◆ Data entries ◆
####

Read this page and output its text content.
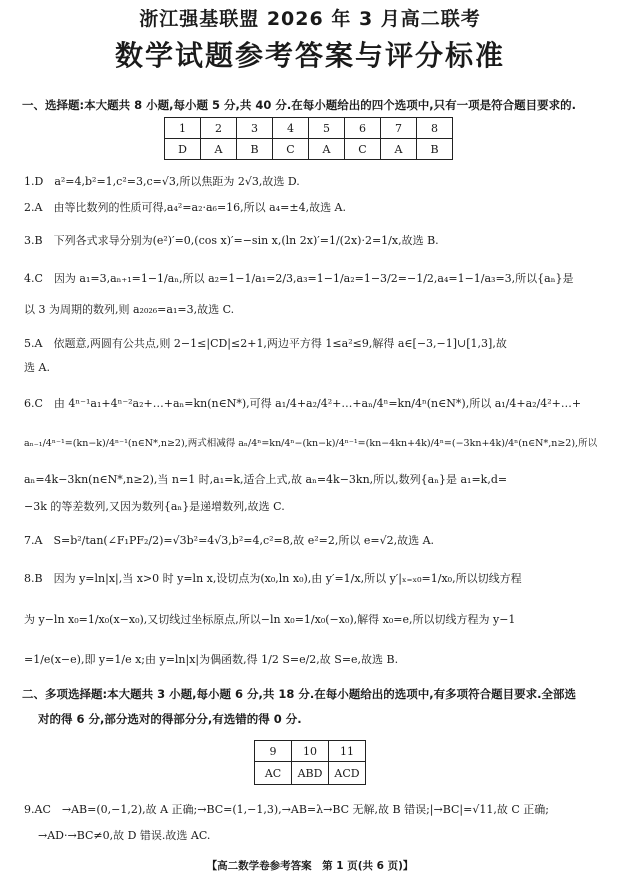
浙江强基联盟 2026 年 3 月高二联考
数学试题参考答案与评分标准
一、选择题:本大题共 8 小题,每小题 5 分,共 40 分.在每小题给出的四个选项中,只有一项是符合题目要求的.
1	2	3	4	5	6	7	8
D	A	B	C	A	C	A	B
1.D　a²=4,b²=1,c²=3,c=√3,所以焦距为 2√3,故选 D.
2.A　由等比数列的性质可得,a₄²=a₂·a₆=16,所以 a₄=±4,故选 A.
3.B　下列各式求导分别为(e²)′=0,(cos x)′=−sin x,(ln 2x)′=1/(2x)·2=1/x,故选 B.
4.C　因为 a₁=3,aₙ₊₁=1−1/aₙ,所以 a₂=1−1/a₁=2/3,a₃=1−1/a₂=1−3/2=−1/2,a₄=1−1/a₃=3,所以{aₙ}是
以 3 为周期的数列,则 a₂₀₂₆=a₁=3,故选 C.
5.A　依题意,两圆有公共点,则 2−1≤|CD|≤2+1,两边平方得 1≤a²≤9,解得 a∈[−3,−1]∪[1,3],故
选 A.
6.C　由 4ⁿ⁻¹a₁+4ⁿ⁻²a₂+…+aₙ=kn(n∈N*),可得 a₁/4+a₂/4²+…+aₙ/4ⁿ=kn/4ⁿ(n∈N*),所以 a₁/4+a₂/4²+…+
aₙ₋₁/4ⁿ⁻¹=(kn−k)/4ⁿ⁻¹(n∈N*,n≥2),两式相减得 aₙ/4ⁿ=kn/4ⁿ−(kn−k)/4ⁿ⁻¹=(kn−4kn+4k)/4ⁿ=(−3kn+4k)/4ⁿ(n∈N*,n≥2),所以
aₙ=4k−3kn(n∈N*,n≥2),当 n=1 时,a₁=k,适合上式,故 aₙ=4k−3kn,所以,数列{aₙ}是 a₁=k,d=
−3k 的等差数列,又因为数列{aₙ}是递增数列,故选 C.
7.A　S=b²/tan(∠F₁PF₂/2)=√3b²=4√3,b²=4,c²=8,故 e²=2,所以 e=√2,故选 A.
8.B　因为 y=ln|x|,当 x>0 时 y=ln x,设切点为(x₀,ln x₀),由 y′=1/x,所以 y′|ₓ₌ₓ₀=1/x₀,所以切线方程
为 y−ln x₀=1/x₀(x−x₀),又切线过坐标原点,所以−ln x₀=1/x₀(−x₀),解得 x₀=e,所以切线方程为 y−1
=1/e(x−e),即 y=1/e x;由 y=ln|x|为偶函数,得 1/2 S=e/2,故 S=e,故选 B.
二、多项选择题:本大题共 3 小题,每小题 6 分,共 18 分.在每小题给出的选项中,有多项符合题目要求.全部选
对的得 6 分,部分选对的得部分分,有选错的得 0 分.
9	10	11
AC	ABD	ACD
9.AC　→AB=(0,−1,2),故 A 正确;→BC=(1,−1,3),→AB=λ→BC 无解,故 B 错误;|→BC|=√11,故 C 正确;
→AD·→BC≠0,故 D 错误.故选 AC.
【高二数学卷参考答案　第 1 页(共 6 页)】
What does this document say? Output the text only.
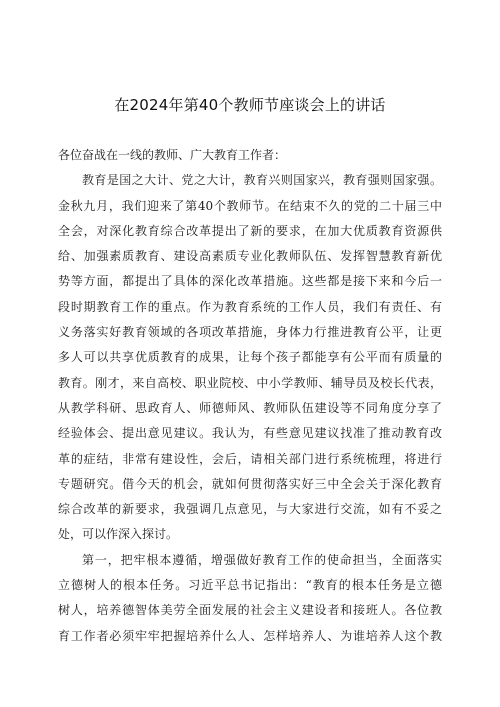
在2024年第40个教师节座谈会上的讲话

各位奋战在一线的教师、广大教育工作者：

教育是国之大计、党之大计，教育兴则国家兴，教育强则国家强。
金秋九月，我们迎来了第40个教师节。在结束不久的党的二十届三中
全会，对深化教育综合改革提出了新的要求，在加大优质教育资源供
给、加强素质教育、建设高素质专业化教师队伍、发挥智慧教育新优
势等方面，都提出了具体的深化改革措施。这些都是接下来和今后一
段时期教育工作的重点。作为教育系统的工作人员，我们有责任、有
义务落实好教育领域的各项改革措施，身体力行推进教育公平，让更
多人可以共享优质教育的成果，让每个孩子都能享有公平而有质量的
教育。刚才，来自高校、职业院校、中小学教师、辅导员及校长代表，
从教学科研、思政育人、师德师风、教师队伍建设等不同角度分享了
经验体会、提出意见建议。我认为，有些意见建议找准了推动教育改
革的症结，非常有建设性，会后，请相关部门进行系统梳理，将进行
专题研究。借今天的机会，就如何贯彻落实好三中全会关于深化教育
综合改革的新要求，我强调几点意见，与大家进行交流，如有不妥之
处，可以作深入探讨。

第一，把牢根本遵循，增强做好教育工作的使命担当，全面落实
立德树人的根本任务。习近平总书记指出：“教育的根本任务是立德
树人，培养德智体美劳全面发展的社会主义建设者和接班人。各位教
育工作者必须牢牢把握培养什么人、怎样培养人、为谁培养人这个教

####

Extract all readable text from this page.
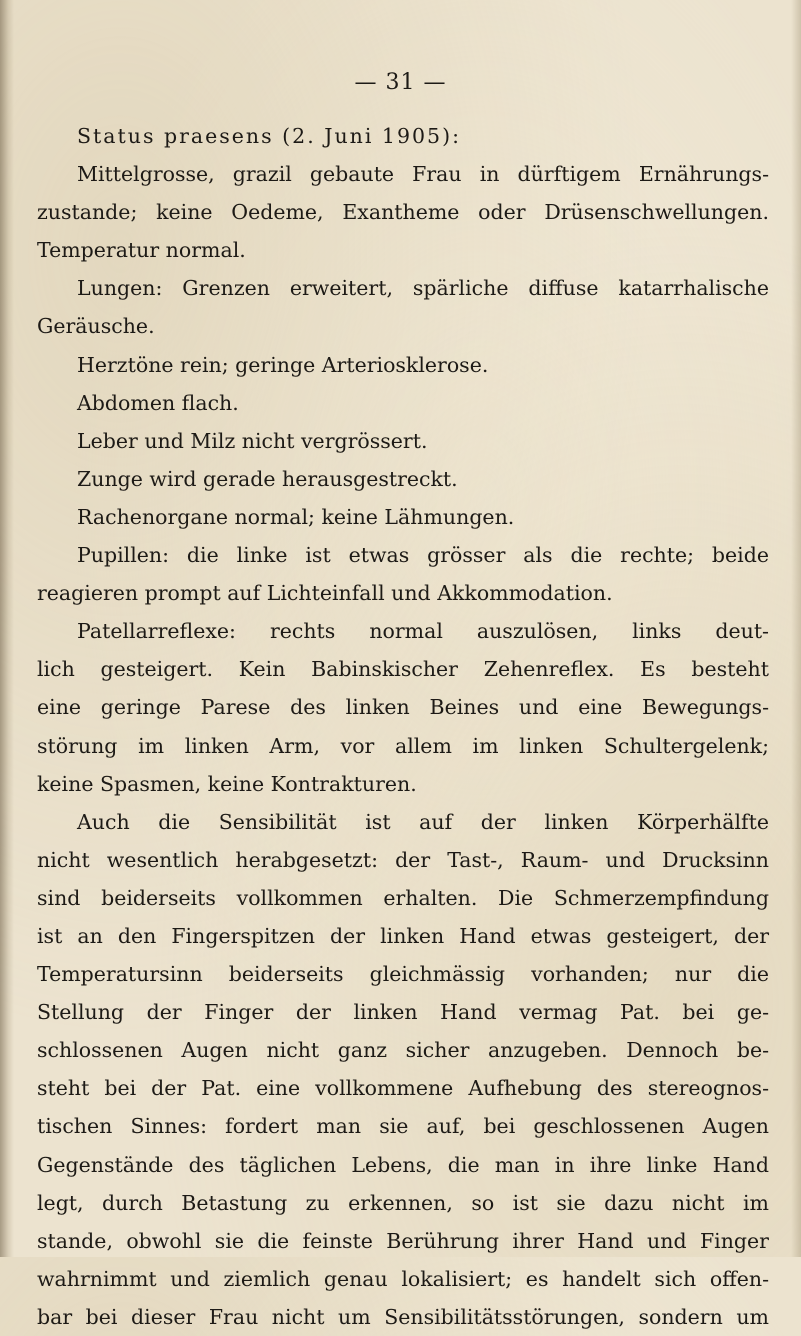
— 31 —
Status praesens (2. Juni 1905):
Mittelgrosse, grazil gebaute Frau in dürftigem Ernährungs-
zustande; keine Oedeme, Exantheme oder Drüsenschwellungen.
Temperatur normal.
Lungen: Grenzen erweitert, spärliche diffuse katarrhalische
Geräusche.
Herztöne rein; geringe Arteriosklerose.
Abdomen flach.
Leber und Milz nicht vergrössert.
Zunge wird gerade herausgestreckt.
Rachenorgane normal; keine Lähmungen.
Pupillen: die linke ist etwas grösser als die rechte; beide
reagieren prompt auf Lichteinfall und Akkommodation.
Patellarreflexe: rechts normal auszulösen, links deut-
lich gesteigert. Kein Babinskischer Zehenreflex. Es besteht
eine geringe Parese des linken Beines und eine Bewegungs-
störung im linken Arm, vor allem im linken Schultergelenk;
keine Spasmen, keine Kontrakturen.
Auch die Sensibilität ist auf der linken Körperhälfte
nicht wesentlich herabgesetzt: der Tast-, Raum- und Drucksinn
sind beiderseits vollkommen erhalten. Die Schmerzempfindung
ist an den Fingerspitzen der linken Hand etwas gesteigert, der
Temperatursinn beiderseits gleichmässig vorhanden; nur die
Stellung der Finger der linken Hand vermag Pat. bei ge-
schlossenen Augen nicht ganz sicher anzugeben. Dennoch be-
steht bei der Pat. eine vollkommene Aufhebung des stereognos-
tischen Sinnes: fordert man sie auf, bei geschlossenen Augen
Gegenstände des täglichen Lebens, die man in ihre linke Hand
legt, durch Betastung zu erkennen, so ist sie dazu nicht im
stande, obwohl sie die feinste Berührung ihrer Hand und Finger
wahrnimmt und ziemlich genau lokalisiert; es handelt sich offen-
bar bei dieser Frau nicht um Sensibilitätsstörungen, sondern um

####

◆ Problem ◆
Go through the listing above and pull out each line containing the word "Frau".

◆ Response ◆
Mittelgrosse, grazil gebaute Frau in dürftigem Ernährungs-
bar bei dieser Frau nicht um Sensibilitätsstörungen, sondern um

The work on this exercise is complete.